■ **WRITTEN EXERCISE**: Find the lines holding the word "Explain" and collect them.

■ **MATERIAL**:
++++

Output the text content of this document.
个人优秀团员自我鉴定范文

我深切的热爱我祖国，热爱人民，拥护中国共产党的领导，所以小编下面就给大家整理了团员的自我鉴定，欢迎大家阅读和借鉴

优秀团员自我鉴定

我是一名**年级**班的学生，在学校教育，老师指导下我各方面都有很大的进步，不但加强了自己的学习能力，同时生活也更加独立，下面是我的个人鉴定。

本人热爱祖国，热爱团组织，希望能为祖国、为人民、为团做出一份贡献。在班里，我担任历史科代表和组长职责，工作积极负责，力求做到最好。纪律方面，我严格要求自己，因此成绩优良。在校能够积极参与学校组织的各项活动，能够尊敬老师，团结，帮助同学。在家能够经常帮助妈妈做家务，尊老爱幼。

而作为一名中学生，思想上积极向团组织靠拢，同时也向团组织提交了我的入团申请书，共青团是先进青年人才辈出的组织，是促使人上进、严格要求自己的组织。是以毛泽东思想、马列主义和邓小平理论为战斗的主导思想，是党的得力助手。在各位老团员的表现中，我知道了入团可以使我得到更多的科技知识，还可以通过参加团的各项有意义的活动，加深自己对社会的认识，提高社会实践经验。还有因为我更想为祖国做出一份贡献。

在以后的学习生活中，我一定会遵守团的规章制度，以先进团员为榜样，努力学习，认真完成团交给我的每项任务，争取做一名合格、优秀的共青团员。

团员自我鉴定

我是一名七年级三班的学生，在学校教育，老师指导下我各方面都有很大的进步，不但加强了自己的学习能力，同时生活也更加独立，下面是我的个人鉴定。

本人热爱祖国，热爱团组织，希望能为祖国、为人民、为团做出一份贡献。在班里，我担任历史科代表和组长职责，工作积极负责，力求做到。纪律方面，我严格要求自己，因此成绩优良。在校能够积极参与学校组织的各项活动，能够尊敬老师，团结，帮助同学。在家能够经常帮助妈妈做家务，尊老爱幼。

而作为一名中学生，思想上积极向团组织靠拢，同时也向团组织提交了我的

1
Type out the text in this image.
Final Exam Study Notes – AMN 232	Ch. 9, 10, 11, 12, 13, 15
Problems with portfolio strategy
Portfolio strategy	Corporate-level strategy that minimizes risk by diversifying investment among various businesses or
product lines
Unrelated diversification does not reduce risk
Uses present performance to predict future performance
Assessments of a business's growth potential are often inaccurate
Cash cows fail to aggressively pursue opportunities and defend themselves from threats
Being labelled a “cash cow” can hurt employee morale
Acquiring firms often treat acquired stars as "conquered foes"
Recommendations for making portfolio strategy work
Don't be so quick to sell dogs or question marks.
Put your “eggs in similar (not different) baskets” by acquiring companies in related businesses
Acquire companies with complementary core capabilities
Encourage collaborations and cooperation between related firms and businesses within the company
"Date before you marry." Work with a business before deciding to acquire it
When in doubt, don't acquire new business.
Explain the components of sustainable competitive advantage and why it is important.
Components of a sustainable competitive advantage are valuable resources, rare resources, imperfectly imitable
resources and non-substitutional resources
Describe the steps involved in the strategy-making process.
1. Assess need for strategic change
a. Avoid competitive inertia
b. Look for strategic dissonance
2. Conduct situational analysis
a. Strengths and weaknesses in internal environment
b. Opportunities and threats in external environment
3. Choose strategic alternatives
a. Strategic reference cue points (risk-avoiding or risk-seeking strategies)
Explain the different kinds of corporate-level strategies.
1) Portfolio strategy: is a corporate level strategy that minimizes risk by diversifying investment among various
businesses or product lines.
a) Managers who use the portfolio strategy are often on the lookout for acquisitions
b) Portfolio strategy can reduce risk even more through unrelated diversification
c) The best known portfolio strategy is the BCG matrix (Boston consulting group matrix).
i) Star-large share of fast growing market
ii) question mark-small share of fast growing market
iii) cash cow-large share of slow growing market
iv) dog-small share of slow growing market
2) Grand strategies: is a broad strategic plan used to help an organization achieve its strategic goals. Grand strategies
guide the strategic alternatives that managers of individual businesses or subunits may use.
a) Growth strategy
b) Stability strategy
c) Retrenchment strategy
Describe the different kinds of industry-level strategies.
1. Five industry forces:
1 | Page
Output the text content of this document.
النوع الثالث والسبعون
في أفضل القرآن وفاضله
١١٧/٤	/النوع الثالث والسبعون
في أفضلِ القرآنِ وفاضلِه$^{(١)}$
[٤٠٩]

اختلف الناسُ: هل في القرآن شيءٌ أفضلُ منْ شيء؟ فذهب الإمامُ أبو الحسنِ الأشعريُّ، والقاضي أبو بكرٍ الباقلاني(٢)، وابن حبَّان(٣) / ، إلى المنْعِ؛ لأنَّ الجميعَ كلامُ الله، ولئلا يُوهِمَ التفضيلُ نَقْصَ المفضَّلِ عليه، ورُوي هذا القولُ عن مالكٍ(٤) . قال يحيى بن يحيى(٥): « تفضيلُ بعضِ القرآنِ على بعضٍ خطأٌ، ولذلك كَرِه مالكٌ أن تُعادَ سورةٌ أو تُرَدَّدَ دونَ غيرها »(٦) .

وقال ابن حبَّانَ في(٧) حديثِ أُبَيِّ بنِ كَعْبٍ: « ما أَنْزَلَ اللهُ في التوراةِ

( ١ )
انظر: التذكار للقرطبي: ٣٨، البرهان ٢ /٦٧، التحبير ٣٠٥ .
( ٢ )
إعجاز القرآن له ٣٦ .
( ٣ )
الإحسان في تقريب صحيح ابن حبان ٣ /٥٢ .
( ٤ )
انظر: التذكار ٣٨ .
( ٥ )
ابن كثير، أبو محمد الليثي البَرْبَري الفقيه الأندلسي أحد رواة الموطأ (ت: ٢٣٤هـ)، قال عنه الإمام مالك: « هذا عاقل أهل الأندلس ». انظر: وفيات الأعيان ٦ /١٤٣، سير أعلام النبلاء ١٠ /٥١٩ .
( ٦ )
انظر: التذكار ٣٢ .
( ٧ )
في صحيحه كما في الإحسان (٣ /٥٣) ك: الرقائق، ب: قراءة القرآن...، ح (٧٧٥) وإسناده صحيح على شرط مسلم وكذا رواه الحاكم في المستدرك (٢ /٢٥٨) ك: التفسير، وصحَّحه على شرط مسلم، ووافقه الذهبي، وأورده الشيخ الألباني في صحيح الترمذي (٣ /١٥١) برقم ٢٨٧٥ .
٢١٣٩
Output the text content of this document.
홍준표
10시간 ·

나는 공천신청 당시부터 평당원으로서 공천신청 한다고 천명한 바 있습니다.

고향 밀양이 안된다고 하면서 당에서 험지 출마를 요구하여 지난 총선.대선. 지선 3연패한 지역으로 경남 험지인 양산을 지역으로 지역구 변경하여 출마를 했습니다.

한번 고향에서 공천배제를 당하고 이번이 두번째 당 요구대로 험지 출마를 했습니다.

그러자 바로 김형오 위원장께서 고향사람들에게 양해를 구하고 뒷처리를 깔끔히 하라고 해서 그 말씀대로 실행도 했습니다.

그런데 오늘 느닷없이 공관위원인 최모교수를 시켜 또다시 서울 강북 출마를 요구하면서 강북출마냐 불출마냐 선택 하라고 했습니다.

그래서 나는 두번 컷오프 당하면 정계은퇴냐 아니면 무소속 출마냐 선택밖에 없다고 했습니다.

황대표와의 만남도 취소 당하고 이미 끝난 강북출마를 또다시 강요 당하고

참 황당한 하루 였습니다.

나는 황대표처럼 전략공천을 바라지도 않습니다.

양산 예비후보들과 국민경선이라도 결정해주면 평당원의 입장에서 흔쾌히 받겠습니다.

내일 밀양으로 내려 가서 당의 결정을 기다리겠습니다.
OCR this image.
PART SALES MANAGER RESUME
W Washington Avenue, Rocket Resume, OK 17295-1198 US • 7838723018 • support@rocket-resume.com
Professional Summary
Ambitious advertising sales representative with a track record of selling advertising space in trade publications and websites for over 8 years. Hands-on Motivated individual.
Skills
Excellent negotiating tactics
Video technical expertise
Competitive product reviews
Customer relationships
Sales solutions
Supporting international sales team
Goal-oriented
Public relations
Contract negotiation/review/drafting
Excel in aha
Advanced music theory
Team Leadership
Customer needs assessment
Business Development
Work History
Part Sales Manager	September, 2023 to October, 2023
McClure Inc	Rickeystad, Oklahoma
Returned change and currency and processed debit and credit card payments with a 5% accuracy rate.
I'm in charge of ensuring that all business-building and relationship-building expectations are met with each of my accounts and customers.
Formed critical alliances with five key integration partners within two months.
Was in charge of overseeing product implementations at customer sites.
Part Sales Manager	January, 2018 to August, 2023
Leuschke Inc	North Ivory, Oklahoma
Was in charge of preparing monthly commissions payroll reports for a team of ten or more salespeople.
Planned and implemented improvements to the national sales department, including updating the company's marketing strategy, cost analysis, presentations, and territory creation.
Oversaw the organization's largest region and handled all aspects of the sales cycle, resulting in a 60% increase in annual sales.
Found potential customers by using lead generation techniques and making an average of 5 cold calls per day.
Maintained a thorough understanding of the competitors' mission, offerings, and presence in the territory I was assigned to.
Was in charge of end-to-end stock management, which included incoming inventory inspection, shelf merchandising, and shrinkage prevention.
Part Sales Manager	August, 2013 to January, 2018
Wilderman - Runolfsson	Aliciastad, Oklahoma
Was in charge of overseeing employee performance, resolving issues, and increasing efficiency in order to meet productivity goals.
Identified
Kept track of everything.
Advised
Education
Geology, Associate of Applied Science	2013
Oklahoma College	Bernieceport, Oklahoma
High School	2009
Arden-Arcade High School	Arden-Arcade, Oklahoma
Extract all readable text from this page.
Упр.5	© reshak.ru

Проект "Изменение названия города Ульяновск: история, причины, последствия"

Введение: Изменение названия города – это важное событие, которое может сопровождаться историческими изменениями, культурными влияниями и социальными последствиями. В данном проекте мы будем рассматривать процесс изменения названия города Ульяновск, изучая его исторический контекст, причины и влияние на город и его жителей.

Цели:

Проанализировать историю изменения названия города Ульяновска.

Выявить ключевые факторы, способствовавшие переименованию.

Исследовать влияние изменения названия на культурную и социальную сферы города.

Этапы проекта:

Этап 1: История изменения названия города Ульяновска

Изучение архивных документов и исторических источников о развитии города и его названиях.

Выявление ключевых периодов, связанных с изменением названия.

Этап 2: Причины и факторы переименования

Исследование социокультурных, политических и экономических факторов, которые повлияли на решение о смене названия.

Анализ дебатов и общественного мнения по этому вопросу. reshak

++++

■ **ANSWER TO THE PROBLEM**:
Explain the components of sustainable competitive advantage and why it is important.
Explain the different kinds of corporate-level strategies.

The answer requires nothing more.